Task instructions> Extract every line below that contains the word "under".

Figure collection entries>
------------

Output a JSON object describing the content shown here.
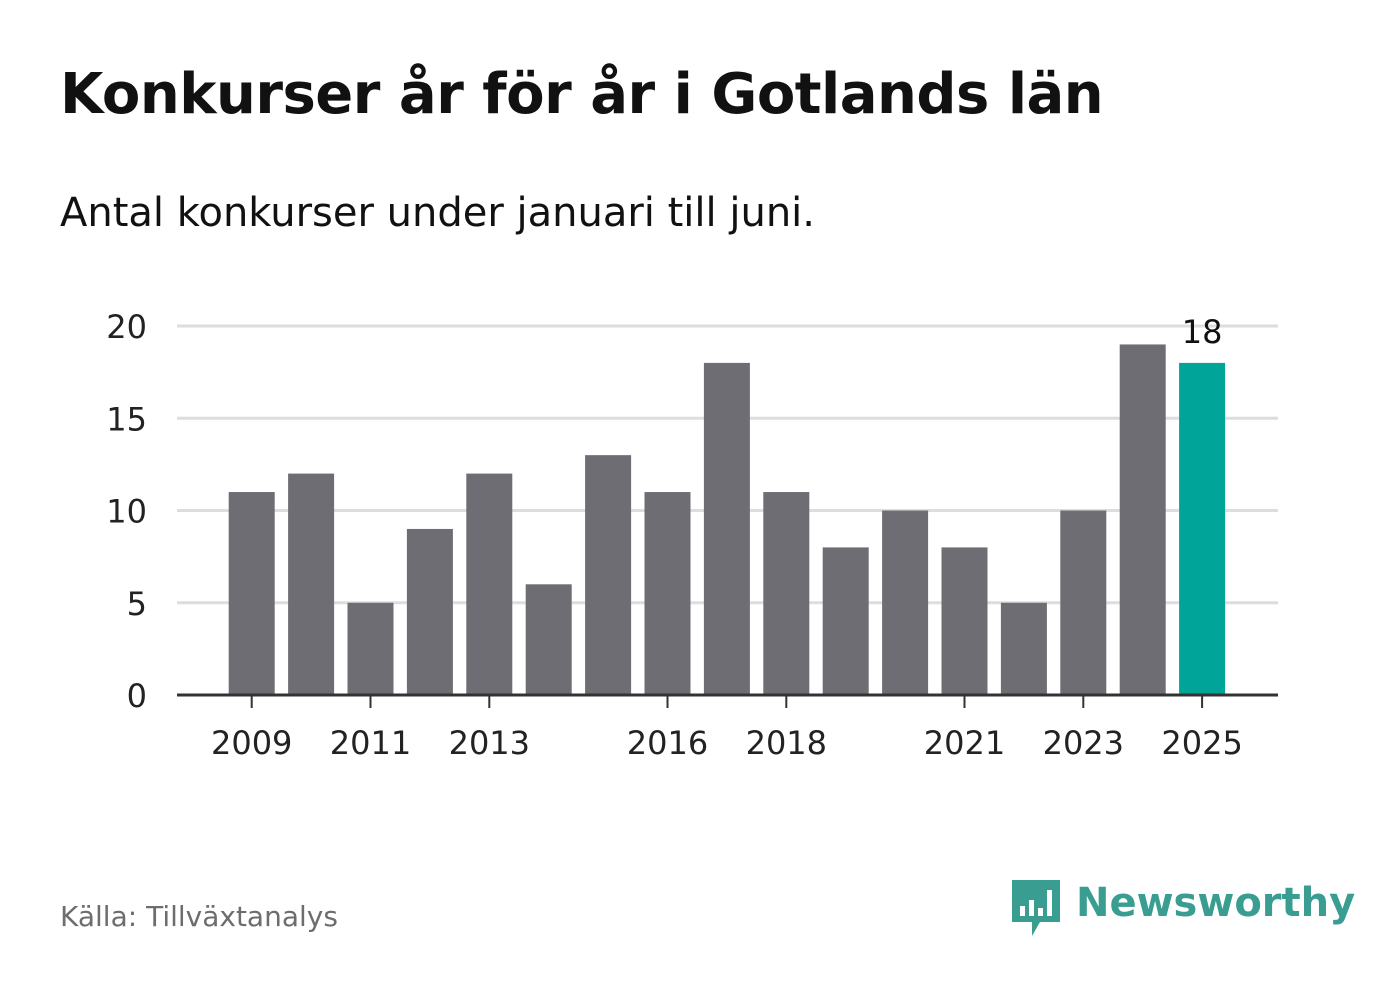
{
  "header": {
    "title": "Konkurser år för år i Gotlands län",
    "subtitle": "Antal konkurser under januari till juni."
  },
  "footer": {
    "source": "Källa: Tillväxtanalys",
    "brand": "Newsworthy",
    "brand_icon": "bar-chart-speech-bubble-icon"
  },
  "colors": {
    "bar": "#6e6d73",
    "highlight": "#00a499",
    "grid": "#dddddd",
    "axis": "#333333",
    "brand": "#3a9d91"
  },
  "chart_data": {
    "type": "bar",
    "title": "Konkurser år för år i Gotlands län",
    "subtitle": "Antal konkurser under januari till juni.",
    "categories": [
      "2009",
      "2010",
      "2011",
      "2012",
      "2013",
      "2014",
      "2015",
      "2016",
      "2017",
      "2018",
      "2019",
      "2020",
      "2021",
      "2022",
      "2023",
      "2024",
      "2025"
    ],
    "values": [
      11,
      12,
      5,
      9,
      12,
      6,
      13,
      11,
      18,
      11,
      8,
      10,
      8,
      5,
      10,
      19,
      18
    ],
    "x_tick_labels": [
      "2009",
      "2011",
      "2013",
      "2016",
      "2018",
      "2021",
      "2023",
      "2025"
    ],
    "y_ticks": [
      0,
      5,
      10,
      15,
      20
    ],
    "ylim": [
      0,
      20
    ],
    "highlight_category": "2025",
    "data_labels": [
      {
        "category": "2025",
        "text": "18"
      }
    ],
    "grid": true,
    "legend": "none"
  }
}
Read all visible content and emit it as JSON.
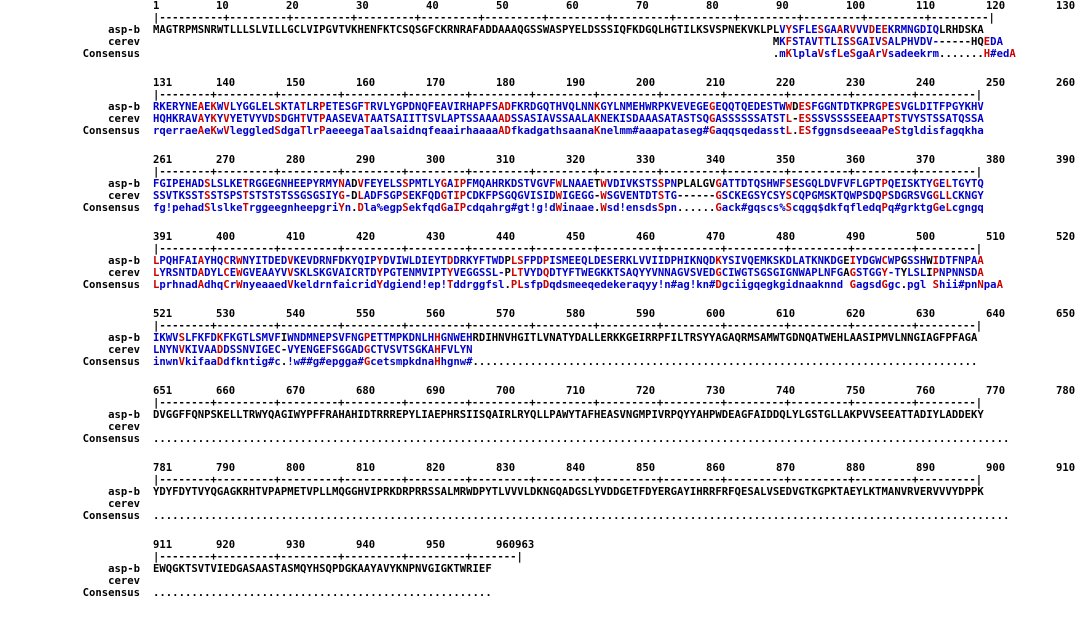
{
  "labels": [
    "asp-b",
    "cerev",
    "Consensus"
  ],
  "blocks": [
    {
      "ticks": [
        "1",
        "10",
        "20",
        "30",
        "40",
        "50",
        "60",
        "70",
        "80",
        "90",
        "100",
        "110",
        "120",
        "130"
      ],
      "ruler": "|----------+---------+---------+---------+---------+---------+---------+---------+---------+---------+---------+---------+---------|",
      "seq1": "MAGTRPMSNRWTLLLSLVILLGCLVIPGVTVKHENFKTCSQSGFCKRNRAFADDAAAQGSSWASPYELDSSSIQFKDGQLHGTILKSVSPNEKVKLPLVYSFLESGAARVVVDEEKRMNGDIQLRHDSKA",
      "seq2": "                                                                                                 MKFSTAVTTLISSGAIVSALPHVDV------HQEDA",
      "cons": "                                                                                                 .mKlplaVsfLeSgaArVsadeekrm.......H#edA"
    },
    {
      "ticks": [
        "131",
        "140",
        "150",
        "160",
        "170",
        "180",
        "190",
        "200",
        "210",
        "220",
        "230",
        "240",
        "250",
        "260"
      ],
      "ruler": "|--------+---------+---------+---------+---------+---------+---------+---------+---------+---------+---------+---------+---------|",
      "seq1": "RKERYNEAEKWVLYGGLELSKTATLRPETESGFTRVLYGPDNQFEAVIRHAPFSADFKRDGQTHVQLNNKGYLNMEHWRPKVEVEGEGEQQTQEDESTWWDESFGGNTDTKPRGPESVGLDITFPGYKHV",
      "seq2": "HQHKRAVAYKYVYETVYVDSDGHTVTPAASEVATAATSAIITTSVLAPTSSAAAADSSASIAVSSAALAKNEKISDAAASATASTSQGASSSSSSATSTL-ESSSVSSSSEEAAPTSTVYSTSSATQSSA",
      "cons": "rqerraeAeKwVleggledSdgaTlrPaeeegaTaalsaidnqfeaairhaaaaADfkadgathsaanaKnelmm#aaapataseg#GaqqsqedasstL.ESfggnsdseeaaPeStgldisfagqkha"
    },
    {
      "ticks": [
        "261",
        "270",
        "280",
        "290",
        "300",
        "310",
        "320",
        "330",
        "340",
        "350",
        "360",
        "370",
        "380",
        "390"
      ],
      "ruler": "|--------+---------+---------+---------+---------+---------+---------+---------+---------+---------+---------+---------+---------|",
      "seq1": "FGIPEHADSLSLKETRGGEGNHEEPYRMYNADVFEYELSSPMTLYGAIPFMQAHRKDSTVGVFWLNAAETWVDIVKSTSSPNPLALGVGATTDTQSHWFSESGQLDVFVFLGPTPQEISKTYGELTGYTQ",
      "seq2": "SSVTKSSTSSTSPSTSTSTSTSSGSGSIYG-DLADFSGPSEKFQDGTIPCDKFPSGQGVISIDWIGEGG-WSGVENTDTSTG------GSCKEGSYCSYSCQPGMSKTQWPSDQPSDGRSVGGLLCKNGY",
      "cons": "fg!pehadSlslkeTrggeegnheepgriYn.Dla%egpSekfqdGaIPcdqahrg#gt!g!dWinaae.Wsd!ensdsSpn......Gack#gqscs%Scqgq$dkfqfledqPq#grktgGeLcgngq"
    },
    {
      "ticks": [
        "391",
        "400",
        "410",
        "420",
        "430",
        "440",
        "450",
        "460",
        "470",
        "480",
        "490",
        "500",
        "510",
        "520"
      ],
      "ruler": "|--------+---------+---------+---------+---------+---------+---------+---------+---------+---------+---------+---------+---------|",
      "seq1": "LPQHFAIAYHQCRWNYITDEDVKEVDRNFDKYQIPYDVIWLDIEYTDDRKYFTWDPLSFPDPISMEEQLDESERKLVVIIDPHIKNQDKYSIVQEMKSKDLATKNKDGEIYDGWCWPGSSHWIDTFNPAA",
      "seq2": "LYRSNTDADYLCEWGVEAAYVVSKLSKGVAICRTDYPGTENMVIPTYVEGGSSL-PLTVYDQDTYFTWEGKKTSAQYYVNNAGVSVEDGCIWGTSGSGIGNWAPLNFGAGSTGGY-TYLSLIPNPNNSDA",
      "cons": "LprhnadAdhqCrWnyeaaedVkeldrnfaicridYdgiend!ep!Tddrggfsl.PLsfpDqdsmeeqedekeraqyy!n#ag!kn#Dgciigqegkgidnaaknnd GagsdGgc.pgl Shii#pnNpaA"
    },
    {
      "ticks": [
        "521",
        "530",
        "540",
        "550",
        "560",
        "570",
        "580",
        "590",
        "600",
        "610",
        "620",
        "630",
        "640",
        "650"
      ],
      "ruler": "|--------+---------+---------+---------+---------+---------+---------+---------+---------+---------+---------+---------+---------|",
      "seq1": "IKWVSLFKFDKFKGTLSMVFIWNDMNEPSVFNGPETTMPKDNLHHGNWEHRDIHNVHGITLVNATYDALLERKKGEIRRPFILTRSYYAGAQRMSAMWTGDNQATWEHLAASIPMVLNNGIAGFPFAGA",
      "seq2": "LNYNVKIVAADDSSNVIGEC-VYENGEFSGGADGCTVSVTSGKAHFVLYN",
      "cons": "inwnVkifaaDdfkntig#c.!w##g#epgga#GcetsmpkdnaHhgnw#..............................................................................."
    },
    {
      "ticks": [
        "651",
        "660",
        "670",
        "680",
        "690",
        "700",
        "710",
        "720",
        "730",
        "740",
        "750",
        "760",
        "770",
        "780"
      ],
      "ruler": "|--------+---------+---------+---------+---------+---------+---------+---------+---------+---------+---------+---------+---------|",
      "seq1": "DVGGFFQNPSKELLTRWYQAGIWYPFFRAHAHIDTRRREPYLIAEPHRSIISQAIRLRYQLLPAWYTAFHEASVNGMPIVRPQYYAHPWDEAGFAIDDQLYLGSTGLLAKPVVSEEATTADIYLADDEKY",
      "seq2": "",
      "cons": "......................................................................................................................................"
    },
    {
      "ticks": [
        "781",
        "790",
        "800",
        "810",
        "820",
        "830",
        "840",
        "850",
        "860",
        "870",
        "880",
        "890",
        "900",
        "910"
      ],
      "ruler": "|--------+---------+---------+---------+---------+---------+---------+---------+---------+---------+---------+---------+---------|",
      "seq1": "YDYFDYTVYQGAGKRHTVPAPMETVPLLMQGGHVIPRKDRPRRSSALMRWDPYTLVVVLDKNGQADGSLYVDDGETFDYERGAYIHRRFRFQESALVSEDVGTKGPKTAEYLKTMANVRVERVVVYDPPK",
      "seq2": "",
      "cons": "......................................................................................................................................"
    },
    {
      "ticks": [
        "911",
        "920",
        "930",
        "940",
        "950",
        "960963"
      ],
      "ruler": "|--------+---------+---------+---------+---------+-------|",
      "seq1": "EWQGKTSVTVIEDGASAASTASMQYHSQPDGKAAYAVYKNPNVGIGKTWRIEF",
      "seq2": "",
      "cons": "....................................................."
    }
  ]
}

------------

Expected output>
    "subtitle": "Antal konkurser under januari till juni."
    "subtitle": "Antal konkurser under januari till juni.",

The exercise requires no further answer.